### Supplied entries
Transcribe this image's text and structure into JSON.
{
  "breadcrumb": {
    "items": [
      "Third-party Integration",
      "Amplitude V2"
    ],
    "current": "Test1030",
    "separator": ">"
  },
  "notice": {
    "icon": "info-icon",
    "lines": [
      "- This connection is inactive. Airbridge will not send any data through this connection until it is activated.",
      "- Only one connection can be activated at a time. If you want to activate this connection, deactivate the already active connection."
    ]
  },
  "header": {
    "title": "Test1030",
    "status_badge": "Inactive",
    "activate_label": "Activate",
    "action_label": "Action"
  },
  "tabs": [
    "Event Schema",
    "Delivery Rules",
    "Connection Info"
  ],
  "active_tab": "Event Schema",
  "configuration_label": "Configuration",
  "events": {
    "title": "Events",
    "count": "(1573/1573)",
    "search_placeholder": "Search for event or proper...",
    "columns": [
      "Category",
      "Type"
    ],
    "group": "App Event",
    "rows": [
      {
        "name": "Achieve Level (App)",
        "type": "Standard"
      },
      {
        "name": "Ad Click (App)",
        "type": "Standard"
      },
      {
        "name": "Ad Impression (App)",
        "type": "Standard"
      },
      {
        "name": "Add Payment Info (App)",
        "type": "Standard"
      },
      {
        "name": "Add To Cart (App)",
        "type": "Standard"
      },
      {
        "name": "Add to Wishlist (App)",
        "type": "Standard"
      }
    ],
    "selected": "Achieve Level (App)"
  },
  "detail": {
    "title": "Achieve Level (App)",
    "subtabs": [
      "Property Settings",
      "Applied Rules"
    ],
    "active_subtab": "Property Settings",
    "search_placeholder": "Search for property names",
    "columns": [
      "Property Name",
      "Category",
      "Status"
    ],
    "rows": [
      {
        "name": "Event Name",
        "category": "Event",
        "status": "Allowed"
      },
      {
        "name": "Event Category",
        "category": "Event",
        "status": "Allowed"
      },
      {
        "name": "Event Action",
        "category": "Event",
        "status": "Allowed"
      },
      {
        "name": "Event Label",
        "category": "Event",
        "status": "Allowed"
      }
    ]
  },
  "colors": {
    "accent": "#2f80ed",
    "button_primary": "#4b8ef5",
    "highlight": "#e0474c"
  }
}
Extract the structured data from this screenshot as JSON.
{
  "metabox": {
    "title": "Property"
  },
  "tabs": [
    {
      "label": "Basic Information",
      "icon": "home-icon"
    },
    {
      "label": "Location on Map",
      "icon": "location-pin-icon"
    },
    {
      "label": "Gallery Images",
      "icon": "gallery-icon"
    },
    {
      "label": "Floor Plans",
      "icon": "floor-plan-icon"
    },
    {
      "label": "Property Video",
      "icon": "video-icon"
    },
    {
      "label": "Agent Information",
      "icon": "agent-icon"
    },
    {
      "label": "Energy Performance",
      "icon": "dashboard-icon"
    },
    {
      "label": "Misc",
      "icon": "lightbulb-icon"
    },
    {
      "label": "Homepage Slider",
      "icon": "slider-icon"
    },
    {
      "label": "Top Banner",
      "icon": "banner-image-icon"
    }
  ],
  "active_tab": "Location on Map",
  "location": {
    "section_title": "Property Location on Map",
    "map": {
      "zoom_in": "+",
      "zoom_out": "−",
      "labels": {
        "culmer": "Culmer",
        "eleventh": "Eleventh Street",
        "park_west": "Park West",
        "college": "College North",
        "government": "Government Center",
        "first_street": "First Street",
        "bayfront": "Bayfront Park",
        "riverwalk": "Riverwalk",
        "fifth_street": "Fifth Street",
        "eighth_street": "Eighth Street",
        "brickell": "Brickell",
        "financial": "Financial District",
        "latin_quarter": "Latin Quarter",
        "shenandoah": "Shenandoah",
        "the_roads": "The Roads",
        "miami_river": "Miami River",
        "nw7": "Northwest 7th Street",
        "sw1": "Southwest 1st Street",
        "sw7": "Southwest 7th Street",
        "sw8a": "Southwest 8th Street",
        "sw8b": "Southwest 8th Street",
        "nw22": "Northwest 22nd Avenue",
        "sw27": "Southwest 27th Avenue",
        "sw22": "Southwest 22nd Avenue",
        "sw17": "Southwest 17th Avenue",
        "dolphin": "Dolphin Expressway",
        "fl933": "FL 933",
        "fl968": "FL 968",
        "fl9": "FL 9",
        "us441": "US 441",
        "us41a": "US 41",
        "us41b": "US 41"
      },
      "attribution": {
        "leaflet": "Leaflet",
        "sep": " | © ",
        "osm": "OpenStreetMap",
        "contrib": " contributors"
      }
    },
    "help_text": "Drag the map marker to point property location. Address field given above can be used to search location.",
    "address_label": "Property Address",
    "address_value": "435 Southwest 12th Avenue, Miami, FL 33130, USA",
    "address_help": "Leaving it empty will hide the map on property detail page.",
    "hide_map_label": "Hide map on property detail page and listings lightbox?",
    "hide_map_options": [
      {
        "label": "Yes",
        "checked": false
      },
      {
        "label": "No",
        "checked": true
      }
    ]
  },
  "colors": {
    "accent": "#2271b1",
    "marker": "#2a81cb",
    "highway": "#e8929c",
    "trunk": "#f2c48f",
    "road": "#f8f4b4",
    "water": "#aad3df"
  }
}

### The request
Repeat the data verbatim.

### Task result
Transcribe this image's text and structure into JSON.
{
  "breadcrumb": {
    "items": [
      "Third-party Integration",
      "Amplitude V2"
    ],
    "current": "Test1030",
    "separator": ">"
  },
  "notice": {
    "icon": "info-icon",
    "lines": [
      "- This connection is inactive. Airbridge will not send any data through this connection until it is activated.",
      "- Only one connection can be activated at a time. If you want to activate this connection, deactivate the already active connection."
    ]
  },
  "header": {
    "title": "Test1030",
    "status_badge": "Inactive",
    "activate_label": "Activate",
    "action_label": "Action"
  },
  "tabs": [
    "Event Schema",
    "Delivery Rules",
    "Connection Info"
  ],
  "active_tab": "Event Schema",
  "configuration_label": "Configuration",
  "events": {
    "title": "Events",
    "count": "(1573/1573)",
    "search_placeholder": "Search for event or proper...",
    "columns": [
      "Category",
      "Type"
    ],
    "group": "App Event",
    "rows": [
      {
        "name": "Achieve Level (App)",
        "type": "Standard"
      },
      {
        "name": "Ad Click (App)",
        "type": "Standard"
      },
      {
        "name": "Ad Impression (App)",
        "type": "Standard"
      },
      {
        "name": "Add Payment Info (App)",
        "type": "Standard"
      },
      {
        "name": "Add To Cart (App)",
        "type": "Standard"
      },
      {
        "name": "Add to Wishlist (App)",
        "type": "Standard"
      }
    ],
    "selected": "Achieve Level (App)"
  },
  "detail": {
    "title": "Achieve Level (App)",
    "subtabs": [
      "Property Settings",
      "Applied Rules"
    ],
    "active_subtab": "Property Settings",
    "search_placeholder": "Search for property names",
    "columns": [
      "Property Name",
      "Category",
      "Status"
    ],
    "rows": [
      {
        "name": "Event Name",
        "category": "Event",
        "status": "Allowed"
      },
      {
        "name": "Event Category",
        "category": "Event",
        "status": "Allowed"
      },
      {
        "name": "Event Action",
        "category": "Event",
        "status": "Allowed"
      },
      {
        "name": "Event Label",
        "category": "Event",
        "status": "Allowed"
      }
    ]
  },
  "colors": {
    "accent": "#2f80ed",
    "button_primary": "#4b8ef5",
    "highlight": "#e0474c"
  }
}
Extract the structured data from this screenshot as JSON.
{
  "metabox": {
    "title": "Property"
  },
  "tabs": [
    {
      "label": "Basic Information",
      "icon": "home-icon"
    },
    {
      "label": "Location on Map",
      "icon": "location-pin-icon"
    },
    {
      "label": "Gallery Images",
      "icon": "gallery-icon"
    },
    {
      "label": "Floor Plans",
      "icon": "floor-plan-icon"
    },
    {
      "label": "Property Video",
      "icon": "video-icon"
    },
    {
      "label": "Agent Information",
      "icon": "agent-icon"
    },
    {
      "label": "Energy Performance",
      "icon": "dashboard-icon"
    },
    {
      "label": "Misc",
      "icon": "lightbulb-icon"
    },
    {
      "label": "Homepage Slider",
      "icon": "slider-icon"
    },
    {
      "label": "Top Banner",
      "icon": "banner-image-icon"
    }
  ],
  "active_tab": "Location on Map",
  "location": {
    "section_title": "Property Location on Map",
    "map": {
      "zoom_in": "+",
      "zoom_out": "−",
      "labels": {
        "culmer": "Culmer",
        "eleventh": "Eleventh Street",
        "park_west": "Park West",
        "college": "College North",
        "government": "Government Center",
        "first_street": "First Street",
        "bayfront": "Bayfront Park",
        "riverwalk": "Riverwalk",
        "fifth_street": "Fifth Street",
        "eighth_street": "Eighth Street",
        "brickell": "Brickell",
        "financial": "Financial District",
        "latin_quarter": "Latin Quarter",
        "shenandoah": "Shenandoah",
        "the_roads": "The Roads",
        "miami_river": "Miami River",
        "nw7": "Northwest 7th Street",
        "sw1": "Southwest 1st Street",
        "sw7": "Southwest 7th Street",
        "sw8a": "Southwest 8th Street",
        "sw8b": "Southwest 8th Street",
        "nw22": "Northwest 22nd Avenue",
        "sw27": "Southwest 27th Avenue",
        "sw22": "Southwest 22nd Avenue",
        "sw17": "Southwest 17th Avenue",
        "dolphin": "Dolphin Expressway",
        "fl933": "FL 933",
        "fl968": "FL 968",
        "fl9": "FL 9",
        "us441": "US 441",
        "us41a": "US 41",
        "us41b": "US 41"
      },
      "attribution": {
        "leaflet": "Leaflet",
        "sep": " | © ",
        "osm": "OpenStreetMap",
        "contrib": " contributors"
      }
    },
    "help_text": "Drag the map marker to point property location. Address field given above can be used to search location.",
    "address_label": "Property Address",
    "address_value": "435 Southwest 12th Avenue, Miami, FL 33130, USA",
    "address_help": "Leaving it empty will hide the map on property detail page.",
    "hide_map_label": "Hide map on property detail page and listings lightbox?",
    "hide_map_options": [
      {
        "label": "Yes",
        "checked": false
      },
      {
        "label": "No",
        "checked": true
      }
    ]
  },
  "colors": {
    "accent": "#2271b1",
    "marker": "#2a81cb",
    "highway": "#e8929c",
    "trunk": "#f2c48f",
    "road": "#f8f4b4",
    "water": "#aad3df"
  }
}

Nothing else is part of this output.